╭─ Input rows

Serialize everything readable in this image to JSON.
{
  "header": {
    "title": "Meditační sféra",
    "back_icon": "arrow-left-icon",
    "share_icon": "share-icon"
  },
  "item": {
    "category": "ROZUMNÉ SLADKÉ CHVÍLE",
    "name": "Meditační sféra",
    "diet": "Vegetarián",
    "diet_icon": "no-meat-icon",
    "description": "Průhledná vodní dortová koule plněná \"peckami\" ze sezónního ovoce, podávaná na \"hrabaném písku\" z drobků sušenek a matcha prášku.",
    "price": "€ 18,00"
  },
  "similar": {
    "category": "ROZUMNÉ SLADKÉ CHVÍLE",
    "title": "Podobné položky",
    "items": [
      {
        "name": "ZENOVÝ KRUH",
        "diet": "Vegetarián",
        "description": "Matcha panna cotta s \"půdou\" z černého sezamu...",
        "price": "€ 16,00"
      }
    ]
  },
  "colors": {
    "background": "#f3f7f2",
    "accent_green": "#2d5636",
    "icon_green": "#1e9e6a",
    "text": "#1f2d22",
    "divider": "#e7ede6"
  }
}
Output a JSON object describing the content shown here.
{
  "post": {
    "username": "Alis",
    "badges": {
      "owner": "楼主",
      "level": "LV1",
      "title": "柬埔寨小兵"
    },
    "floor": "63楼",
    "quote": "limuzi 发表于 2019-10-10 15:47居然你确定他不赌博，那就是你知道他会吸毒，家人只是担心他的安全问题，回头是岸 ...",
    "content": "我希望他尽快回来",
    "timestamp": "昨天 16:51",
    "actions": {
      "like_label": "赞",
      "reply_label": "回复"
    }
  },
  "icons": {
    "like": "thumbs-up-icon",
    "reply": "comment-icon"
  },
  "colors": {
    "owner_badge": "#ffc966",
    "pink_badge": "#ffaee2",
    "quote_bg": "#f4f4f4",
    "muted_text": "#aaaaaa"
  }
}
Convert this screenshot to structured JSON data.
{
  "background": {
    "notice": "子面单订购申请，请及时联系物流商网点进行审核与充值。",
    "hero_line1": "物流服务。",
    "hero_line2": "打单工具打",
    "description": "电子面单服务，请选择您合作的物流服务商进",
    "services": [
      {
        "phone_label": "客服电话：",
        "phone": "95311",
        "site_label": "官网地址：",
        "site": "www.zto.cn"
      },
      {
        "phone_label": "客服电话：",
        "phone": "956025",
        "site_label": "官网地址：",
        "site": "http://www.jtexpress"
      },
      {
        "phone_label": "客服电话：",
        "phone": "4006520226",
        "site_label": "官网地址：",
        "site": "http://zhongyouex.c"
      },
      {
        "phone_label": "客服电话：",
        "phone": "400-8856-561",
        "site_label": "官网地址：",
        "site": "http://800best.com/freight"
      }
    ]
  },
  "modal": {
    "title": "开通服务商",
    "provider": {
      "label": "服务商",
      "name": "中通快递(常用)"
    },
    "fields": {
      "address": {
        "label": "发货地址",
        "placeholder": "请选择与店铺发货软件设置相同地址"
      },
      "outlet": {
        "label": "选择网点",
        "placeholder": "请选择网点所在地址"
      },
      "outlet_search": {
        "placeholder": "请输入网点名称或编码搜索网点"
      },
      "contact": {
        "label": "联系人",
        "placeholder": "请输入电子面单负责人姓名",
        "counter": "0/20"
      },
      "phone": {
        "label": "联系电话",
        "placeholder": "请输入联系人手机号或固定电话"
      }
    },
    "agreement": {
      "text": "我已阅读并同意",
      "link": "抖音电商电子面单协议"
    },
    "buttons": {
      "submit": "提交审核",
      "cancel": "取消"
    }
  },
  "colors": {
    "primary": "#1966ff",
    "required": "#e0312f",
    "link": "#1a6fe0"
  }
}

╰─

» Short task: Which lines contain the word "Meditační"? Copy each one.

» Reply to the task:
    "title": "Meditační sféra",
    "name": "Meditační sféra",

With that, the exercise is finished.